**Exercise details**
Go through the listing and copy each line with the string "them".

**Entries supplied**
▶
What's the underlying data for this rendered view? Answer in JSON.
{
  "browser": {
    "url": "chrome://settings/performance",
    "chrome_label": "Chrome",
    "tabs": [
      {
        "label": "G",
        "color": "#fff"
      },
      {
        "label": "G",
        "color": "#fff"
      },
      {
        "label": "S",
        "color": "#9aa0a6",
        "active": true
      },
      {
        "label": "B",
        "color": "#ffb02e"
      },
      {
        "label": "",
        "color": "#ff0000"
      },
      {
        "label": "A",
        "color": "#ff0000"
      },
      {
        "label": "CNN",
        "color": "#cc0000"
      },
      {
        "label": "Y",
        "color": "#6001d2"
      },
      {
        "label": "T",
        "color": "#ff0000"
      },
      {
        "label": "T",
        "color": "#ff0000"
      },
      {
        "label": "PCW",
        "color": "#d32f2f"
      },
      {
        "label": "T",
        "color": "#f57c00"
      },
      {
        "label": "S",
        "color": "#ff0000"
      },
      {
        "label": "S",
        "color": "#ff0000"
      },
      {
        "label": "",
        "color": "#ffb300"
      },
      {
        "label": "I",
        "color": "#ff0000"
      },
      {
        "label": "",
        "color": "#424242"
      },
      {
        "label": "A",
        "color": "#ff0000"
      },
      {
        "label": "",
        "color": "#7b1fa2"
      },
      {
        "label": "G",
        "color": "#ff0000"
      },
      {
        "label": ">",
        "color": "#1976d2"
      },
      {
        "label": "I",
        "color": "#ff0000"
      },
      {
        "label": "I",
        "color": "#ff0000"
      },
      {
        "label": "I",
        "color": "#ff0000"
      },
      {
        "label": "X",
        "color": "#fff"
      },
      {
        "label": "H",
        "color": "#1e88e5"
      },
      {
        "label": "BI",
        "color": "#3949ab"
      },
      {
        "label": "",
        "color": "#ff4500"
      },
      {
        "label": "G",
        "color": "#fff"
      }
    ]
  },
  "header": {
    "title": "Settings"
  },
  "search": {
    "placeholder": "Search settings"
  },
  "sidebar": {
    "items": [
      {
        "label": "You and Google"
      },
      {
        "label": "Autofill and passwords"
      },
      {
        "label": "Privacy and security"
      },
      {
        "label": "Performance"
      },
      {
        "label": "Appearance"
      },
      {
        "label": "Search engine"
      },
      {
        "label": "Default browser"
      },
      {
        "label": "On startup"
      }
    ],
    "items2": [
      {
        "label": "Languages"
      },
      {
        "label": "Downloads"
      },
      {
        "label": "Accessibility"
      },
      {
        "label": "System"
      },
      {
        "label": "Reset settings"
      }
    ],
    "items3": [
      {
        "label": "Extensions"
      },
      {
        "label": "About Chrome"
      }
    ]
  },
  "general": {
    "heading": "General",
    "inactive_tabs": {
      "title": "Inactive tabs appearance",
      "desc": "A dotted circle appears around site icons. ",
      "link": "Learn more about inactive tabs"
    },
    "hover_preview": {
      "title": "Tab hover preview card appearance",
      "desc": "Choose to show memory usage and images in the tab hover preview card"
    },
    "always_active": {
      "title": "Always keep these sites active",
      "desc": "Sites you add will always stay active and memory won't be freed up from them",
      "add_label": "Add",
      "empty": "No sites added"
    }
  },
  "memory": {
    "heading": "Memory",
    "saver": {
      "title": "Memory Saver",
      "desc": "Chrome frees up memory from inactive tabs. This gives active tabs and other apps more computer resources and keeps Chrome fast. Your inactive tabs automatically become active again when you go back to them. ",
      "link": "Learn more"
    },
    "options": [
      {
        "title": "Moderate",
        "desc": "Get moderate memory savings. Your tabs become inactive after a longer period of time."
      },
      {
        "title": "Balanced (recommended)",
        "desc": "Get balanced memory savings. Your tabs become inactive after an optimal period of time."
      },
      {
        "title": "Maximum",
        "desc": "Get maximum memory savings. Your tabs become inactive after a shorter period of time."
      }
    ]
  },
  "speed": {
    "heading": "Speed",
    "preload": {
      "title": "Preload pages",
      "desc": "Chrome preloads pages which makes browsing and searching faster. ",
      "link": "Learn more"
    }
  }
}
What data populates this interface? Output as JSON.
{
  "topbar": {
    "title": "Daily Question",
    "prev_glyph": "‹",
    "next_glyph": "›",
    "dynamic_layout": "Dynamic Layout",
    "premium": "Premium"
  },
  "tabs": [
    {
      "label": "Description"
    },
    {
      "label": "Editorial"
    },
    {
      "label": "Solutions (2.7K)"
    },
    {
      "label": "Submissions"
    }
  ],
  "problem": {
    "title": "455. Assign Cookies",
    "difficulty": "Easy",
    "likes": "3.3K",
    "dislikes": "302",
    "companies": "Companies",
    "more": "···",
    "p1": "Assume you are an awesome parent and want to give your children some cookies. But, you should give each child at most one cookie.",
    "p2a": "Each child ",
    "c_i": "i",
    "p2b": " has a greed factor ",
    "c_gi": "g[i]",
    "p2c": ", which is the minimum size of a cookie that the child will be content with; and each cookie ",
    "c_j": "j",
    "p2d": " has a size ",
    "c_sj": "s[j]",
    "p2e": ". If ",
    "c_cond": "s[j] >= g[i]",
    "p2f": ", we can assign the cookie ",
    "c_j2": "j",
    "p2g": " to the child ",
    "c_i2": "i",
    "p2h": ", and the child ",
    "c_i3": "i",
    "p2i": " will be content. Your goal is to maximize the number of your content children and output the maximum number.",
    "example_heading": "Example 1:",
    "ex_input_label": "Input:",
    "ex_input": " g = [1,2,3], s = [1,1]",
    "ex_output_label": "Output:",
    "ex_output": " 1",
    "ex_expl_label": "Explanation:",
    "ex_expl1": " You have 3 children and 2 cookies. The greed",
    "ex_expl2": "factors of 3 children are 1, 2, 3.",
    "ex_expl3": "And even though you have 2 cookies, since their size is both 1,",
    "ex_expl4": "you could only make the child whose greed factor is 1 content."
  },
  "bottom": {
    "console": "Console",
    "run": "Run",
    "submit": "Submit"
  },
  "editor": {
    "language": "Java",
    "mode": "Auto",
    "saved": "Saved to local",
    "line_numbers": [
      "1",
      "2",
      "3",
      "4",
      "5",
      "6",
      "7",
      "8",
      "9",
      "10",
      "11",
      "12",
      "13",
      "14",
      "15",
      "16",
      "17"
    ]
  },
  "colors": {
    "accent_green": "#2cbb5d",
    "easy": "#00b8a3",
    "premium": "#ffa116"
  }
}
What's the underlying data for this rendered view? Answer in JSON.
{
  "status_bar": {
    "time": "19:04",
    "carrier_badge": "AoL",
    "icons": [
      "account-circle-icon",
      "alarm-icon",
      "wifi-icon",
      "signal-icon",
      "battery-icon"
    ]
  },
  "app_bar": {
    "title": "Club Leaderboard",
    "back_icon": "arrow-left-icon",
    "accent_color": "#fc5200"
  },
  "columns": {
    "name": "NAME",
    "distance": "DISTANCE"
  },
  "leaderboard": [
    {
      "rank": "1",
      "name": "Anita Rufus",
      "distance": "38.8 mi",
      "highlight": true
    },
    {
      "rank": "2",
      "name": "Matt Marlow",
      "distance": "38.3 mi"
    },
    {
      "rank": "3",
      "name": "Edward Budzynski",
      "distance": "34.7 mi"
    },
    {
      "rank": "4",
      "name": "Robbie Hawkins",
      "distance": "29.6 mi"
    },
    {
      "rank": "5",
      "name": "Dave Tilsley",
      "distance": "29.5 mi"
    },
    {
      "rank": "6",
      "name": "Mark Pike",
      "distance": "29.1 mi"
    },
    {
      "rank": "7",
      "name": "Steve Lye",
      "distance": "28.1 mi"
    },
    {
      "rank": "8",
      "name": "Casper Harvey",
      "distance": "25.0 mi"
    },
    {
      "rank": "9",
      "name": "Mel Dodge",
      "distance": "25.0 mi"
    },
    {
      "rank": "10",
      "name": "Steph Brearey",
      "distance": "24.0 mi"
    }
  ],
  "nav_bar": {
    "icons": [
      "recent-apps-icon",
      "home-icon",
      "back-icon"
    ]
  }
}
◀
**Exercise output**
      "desc": "Sites you add will always stay active and memory won't be freed up from them",
      "desc": "Chrome frees up memory from inactive tabs. This gives active tabs and other apps more computer resources and keeps Chrome fast. Your inactive tabs automatically become active again when you go back to them. ",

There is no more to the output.